[Items listed in a dataset]

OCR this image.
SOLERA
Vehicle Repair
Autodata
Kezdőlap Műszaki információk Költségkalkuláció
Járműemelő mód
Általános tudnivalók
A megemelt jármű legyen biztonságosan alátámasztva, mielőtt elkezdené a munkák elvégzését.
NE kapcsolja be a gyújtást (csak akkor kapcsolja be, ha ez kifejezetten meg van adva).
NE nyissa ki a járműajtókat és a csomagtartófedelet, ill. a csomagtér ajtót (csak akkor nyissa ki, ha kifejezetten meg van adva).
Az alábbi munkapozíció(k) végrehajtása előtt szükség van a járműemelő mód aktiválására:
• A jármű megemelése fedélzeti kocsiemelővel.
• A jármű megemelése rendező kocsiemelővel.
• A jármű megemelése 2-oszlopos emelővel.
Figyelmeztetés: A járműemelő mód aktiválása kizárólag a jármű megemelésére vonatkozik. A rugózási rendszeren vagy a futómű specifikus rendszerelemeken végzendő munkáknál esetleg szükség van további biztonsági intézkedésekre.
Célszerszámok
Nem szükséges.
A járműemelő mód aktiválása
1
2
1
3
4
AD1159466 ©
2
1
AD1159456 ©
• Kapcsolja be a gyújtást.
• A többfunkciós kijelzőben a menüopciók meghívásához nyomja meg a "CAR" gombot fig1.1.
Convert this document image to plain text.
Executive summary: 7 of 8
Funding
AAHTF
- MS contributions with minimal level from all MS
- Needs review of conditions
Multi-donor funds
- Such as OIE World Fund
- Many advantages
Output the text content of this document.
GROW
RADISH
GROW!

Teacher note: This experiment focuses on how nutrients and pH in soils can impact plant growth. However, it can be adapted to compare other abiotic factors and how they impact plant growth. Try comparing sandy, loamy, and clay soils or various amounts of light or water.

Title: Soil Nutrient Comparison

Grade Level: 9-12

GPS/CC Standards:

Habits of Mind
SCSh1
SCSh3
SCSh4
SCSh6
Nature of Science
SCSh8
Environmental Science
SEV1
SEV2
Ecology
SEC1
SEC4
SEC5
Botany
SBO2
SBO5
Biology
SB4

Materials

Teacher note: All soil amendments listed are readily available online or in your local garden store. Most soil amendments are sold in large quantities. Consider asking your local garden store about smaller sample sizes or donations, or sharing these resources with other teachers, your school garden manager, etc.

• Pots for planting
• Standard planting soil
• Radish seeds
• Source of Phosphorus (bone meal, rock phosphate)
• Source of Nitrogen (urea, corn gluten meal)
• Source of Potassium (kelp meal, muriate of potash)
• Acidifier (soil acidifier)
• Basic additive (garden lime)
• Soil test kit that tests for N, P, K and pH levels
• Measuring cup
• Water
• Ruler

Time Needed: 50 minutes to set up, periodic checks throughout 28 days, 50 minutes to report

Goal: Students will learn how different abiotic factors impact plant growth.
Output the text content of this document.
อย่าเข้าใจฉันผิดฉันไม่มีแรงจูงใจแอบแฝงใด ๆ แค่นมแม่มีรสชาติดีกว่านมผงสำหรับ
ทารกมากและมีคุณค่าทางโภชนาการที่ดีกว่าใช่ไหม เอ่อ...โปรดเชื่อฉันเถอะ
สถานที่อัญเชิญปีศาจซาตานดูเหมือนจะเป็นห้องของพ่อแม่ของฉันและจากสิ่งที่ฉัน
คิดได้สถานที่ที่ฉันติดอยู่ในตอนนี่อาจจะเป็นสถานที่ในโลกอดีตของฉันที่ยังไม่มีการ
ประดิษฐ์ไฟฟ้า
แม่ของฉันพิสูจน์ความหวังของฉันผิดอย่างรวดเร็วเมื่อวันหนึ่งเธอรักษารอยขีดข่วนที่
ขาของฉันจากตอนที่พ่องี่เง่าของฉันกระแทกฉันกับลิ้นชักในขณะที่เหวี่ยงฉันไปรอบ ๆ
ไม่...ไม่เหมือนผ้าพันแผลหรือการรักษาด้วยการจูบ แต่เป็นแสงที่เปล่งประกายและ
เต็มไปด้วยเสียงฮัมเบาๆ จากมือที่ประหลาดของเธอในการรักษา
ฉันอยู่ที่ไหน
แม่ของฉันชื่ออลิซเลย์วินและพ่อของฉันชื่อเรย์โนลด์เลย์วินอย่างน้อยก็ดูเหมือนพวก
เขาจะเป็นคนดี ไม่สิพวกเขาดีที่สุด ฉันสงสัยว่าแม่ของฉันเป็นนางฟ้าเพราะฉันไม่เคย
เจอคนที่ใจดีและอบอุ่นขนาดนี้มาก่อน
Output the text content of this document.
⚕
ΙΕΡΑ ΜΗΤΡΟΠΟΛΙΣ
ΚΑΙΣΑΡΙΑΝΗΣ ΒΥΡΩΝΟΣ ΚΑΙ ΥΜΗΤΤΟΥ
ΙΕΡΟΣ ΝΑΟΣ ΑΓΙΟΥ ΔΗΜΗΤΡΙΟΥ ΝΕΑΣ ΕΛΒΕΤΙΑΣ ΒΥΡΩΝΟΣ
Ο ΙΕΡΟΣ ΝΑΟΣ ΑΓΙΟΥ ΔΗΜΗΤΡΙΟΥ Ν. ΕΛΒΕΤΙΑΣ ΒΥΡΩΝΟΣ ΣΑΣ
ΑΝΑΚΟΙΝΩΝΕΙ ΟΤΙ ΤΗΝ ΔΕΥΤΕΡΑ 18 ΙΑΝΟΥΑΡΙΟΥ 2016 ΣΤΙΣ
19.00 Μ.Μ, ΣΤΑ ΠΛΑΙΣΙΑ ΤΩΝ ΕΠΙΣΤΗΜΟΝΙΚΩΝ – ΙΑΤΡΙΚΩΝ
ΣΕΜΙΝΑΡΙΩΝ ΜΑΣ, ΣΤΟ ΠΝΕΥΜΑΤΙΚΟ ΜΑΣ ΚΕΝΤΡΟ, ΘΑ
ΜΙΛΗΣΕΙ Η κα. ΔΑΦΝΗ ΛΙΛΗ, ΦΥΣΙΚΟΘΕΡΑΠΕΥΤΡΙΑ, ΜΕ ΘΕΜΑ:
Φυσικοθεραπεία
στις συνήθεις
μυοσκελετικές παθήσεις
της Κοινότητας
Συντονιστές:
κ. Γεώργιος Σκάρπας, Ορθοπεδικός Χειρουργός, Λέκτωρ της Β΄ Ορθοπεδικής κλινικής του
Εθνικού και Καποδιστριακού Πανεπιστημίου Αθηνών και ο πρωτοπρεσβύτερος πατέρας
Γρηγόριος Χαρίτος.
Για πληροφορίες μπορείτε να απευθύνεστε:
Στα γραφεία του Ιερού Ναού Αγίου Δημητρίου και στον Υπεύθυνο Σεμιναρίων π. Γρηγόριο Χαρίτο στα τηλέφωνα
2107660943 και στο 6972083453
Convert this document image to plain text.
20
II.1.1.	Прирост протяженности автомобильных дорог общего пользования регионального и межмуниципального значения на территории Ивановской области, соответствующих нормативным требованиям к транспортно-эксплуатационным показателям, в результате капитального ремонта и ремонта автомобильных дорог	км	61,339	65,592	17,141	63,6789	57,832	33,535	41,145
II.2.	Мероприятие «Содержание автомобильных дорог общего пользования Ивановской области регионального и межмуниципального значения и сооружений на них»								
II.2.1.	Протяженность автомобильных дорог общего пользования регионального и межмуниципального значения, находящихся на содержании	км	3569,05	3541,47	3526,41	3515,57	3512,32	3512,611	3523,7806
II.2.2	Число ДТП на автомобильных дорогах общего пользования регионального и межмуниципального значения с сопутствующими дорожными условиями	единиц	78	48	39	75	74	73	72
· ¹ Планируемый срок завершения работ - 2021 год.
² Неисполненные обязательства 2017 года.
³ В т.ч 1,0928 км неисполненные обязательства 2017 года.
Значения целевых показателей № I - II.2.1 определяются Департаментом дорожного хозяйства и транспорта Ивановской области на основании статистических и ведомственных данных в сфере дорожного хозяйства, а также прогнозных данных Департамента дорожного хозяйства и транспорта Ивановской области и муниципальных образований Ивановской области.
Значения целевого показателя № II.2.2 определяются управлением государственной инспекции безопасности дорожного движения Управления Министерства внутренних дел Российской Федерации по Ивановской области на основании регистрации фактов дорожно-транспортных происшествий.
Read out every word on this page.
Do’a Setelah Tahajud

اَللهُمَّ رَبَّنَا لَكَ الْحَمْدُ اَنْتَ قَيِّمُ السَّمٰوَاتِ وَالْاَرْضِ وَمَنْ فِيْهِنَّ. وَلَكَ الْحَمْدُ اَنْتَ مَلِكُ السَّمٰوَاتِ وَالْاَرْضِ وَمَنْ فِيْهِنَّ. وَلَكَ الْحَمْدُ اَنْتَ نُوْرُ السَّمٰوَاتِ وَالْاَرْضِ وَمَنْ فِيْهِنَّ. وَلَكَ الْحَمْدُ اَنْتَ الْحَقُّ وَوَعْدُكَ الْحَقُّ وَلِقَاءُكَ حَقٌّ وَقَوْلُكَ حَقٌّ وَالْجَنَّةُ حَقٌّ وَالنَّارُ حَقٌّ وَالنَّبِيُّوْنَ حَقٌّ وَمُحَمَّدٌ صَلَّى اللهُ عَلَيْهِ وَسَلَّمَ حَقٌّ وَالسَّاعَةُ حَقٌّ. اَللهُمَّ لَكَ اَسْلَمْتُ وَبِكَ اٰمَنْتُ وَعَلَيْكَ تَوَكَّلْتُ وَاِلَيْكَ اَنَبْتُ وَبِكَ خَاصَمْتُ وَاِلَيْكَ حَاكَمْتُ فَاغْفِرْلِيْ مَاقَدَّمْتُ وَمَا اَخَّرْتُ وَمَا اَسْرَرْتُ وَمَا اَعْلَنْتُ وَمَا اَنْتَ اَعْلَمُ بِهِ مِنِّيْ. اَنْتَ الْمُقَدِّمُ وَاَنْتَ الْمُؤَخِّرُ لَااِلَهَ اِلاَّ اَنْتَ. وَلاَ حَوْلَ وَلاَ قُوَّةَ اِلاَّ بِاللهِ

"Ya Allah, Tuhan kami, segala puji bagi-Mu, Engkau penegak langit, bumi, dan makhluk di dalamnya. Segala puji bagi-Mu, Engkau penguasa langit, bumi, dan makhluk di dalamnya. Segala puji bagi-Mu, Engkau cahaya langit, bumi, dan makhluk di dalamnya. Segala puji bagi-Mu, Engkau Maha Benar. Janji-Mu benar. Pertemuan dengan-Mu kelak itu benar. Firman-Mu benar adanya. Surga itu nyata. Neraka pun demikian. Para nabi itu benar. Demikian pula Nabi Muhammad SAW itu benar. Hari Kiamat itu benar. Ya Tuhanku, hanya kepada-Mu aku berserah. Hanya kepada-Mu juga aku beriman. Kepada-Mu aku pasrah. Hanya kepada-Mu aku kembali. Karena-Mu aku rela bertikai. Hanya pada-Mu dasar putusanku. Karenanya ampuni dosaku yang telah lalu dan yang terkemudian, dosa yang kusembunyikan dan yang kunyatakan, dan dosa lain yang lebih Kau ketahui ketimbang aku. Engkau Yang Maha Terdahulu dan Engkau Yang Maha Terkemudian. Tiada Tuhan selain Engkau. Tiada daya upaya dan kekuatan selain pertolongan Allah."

> TASK OBJECTIVE
From the records given above, copy all lines containing "growth".

> CORRECT RESULT
Teacher note: This experiment focuses on how nutrients and pH in soils can impact plant growth. However, it can be adapted to compare other abiotic factors and how they impact plant growth. Try comparing sandy, loamy, and clay soils or various amounts of light or water.
Goal: Students will learn how different abiotic factors impact plant growth.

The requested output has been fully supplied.